** begin **
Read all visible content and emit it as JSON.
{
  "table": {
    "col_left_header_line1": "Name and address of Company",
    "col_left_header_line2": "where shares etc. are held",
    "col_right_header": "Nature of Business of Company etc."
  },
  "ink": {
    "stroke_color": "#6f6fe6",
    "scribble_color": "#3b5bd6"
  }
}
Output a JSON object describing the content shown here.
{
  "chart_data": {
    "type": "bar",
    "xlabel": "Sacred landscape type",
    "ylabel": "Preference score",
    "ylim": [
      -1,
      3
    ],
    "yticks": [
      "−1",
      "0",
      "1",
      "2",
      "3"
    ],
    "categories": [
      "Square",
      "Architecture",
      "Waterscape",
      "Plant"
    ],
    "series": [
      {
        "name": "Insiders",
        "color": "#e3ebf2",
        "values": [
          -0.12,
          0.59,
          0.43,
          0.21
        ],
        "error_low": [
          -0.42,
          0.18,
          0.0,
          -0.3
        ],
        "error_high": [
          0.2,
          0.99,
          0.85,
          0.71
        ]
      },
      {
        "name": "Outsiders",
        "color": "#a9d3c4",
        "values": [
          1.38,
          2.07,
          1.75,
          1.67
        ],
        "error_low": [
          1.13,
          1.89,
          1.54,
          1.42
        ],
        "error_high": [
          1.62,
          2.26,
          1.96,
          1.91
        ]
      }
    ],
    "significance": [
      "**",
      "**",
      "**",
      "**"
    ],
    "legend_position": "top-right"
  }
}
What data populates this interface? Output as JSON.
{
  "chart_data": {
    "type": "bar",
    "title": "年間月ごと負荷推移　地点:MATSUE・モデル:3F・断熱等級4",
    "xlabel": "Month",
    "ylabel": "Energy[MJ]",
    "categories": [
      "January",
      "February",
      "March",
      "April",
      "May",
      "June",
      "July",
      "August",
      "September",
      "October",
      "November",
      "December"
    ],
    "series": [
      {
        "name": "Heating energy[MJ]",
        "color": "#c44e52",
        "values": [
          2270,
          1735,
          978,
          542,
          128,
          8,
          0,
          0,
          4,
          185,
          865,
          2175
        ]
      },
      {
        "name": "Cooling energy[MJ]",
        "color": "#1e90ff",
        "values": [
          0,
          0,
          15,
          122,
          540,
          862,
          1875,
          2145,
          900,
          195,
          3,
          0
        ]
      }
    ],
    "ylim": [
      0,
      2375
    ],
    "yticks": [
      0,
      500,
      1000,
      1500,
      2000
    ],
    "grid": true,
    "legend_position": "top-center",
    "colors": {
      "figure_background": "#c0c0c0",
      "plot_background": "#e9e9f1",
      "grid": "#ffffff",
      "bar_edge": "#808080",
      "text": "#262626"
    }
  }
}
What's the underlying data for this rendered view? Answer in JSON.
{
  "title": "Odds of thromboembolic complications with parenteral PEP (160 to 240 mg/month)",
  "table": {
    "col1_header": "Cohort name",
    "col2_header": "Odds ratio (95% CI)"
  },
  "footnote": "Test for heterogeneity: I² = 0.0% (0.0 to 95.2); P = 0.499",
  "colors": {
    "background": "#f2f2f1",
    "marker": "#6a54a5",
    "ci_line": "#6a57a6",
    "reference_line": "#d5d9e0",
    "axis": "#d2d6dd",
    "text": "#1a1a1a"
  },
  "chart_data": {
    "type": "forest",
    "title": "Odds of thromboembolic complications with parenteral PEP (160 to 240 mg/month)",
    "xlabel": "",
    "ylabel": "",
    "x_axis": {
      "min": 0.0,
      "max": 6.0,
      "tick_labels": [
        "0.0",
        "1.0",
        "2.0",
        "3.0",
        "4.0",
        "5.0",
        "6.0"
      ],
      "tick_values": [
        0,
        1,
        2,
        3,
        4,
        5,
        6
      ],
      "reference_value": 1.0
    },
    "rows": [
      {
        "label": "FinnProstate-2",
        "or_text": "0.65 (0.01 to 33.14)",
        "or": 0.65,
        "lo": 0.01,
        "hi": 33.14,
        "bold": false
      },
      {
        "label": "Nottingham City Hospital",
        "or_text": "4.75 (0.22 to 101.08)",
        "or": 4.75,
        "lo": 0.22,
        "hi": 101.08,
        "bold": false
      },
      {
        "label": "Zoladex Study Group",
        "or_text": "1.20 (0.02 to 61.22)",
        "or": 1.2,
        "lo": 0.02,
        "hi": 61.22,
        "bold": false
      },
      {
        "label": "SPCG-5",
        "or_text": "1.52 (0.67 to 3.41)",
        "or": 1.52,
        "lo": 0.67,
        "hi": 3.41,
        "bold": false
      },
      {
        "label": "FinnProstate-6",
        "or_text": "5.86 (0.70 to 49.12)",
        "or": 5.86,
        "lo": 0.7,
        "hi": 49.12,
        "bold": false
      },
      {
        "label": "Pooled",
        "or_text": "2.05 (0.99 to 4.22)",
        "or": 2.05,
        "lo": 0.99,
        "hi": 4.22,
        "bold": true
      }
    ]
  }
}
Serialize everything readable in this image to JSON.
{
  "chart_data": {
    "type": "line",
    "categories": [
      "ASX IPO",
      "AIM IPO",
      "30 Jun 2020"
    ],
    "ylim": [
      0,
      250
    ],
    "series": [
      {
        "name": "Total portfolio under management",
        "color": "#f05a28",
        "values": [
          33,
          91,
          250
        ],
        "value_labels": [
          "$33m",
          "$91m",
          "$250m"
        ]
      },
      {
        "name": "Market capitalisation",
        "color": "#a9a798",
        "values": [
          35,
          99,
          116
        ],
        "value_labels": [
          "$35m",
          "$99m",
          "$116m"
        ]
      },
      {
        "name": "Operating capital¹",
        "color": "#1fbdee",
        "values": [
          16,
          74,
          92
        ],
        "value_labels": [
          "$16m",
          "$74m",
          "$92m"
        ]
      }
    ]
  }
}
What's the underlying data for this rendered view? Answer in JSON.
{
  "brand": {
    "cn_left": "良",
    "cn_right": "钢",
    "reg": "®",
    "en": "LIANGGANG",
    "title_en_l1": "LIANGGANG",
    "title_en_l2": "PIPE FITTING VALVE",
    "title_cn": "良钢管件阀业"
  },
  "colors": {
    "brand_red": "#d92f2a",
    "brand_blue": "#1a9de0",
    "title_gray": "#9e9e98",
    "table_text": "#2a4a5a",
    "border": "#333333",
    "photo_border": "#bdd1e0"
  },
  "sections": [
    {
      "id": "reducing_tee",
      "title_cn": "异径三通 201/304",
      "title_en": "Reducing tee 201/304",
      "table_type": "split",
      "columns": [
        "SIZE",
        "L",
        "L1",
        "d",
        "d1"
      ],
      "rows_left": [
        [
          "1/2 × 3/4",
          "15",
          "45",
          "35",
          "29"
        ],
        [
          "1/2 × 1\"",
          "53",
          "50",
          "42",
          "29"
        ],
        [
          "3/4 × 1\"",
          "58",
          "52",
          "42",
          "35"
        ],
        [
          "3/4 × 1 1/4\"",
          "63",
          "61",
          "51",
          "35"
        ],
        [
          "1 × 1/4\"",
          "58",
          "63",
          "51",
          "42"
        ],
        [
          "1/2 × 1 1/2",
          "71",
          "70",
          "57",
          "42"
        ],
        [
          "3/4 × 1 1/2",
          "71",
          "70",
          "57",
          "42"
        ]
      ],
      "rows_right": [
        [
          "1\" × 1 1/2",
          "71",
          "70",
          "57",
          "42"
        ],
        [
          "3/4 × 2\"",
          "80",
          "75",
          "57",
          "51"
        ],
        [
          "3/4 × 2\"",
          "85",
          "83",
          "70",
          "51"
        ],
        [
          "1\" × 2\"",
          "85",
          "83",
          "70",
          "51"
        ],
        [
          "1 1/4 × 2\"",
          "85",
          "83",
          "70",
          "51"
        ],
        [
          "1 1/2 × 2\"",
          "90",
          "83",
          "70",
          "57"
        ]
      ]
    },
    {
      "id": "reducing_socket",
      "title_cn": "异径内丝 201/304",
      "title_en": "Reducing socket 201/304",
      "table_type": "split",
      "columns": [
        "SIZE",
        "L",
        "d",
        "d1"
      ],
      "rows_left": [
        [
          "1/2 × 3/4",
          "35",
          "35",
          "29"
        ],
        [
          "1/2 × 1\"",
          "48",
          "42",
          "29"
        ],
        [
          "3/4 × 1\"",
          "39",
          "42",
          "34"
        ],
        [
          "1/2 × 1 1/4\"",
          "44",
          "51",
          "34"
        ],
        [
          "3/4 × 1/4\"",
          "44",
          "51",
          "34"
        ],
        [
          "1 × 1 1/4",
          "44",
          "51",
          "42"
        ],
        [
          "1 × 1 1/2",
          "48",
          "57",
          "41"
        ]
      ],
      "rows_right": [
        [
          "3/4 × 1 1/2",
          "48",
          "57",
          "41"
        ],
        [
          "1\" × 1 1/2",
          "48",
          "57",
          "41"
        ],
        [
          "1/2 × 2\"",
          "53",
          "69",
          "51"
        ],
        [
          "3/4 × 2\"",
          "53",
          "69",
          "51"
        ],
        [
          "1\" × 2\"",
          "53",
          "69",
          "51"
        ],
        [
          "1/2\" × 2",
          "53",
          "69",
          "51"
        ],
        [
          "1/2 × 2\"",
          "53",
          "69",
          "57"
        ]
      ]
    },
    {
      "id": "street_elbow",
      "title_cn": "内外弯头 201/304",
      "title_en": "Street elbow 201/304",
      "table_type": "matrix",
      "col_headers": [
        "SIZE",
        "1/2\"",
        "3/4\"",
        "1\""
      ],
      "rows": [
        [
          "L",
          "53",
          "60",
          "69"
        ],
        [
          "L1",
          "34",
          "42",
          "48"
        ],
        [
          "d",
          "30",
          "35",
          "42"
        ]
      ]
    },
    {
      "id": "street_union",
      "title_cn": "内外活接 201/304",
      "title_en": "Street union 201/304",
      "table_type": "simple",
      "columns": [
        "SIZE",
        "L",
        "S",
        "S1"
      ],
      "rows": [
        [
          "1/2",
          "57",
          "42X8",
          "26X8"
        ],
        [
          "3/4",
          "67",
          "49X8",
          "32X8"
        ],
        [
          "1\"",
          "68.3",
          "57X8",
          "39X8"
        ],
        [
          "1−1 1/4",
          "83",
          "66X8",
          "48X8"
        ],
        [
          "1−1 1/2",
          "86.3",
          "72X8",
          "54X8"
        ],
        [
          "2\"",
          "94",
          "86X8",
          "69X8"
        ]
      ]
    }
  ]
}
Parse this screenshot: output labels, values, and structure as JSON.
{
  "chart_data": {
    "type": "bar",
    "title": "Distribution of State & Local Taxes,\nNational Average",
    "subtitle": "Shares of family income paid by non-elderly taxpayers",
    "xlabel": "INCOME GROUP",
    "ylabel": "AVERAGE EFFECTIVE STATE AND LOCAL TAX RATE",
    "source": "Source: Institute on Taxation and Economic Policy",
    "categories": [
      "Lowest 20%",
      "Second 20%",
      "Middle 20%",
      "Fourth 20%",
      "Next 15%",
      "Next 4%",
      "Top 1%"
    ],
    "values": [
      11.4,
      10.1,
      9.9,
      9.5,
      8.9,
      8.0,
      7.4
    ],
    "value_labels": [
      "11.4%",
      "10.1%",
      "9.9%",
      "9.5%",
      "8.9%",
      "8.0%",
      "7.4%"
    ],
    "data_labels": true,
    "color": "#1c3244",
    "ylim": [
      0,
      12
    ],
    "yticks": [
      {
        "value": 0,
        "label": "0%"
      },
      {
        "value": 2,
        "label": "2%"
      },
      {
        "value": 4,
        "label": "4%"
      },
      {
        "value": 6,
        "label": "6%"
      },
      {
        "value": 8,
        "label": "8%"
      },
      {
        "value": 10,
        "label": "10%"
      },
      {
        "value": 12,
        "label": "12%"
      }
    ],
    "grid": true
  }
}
** end **
#### Exercise aim:
Set out every line from the material that contains the string "parenteral".

#### Solution:
  "title": "Odds of thromboembolic complications with parenteral PEP (160 to 240 mg/month)",
    "title": "Odds of thromboembolic complications with parenteral PEP (160 to 240 mg/month)",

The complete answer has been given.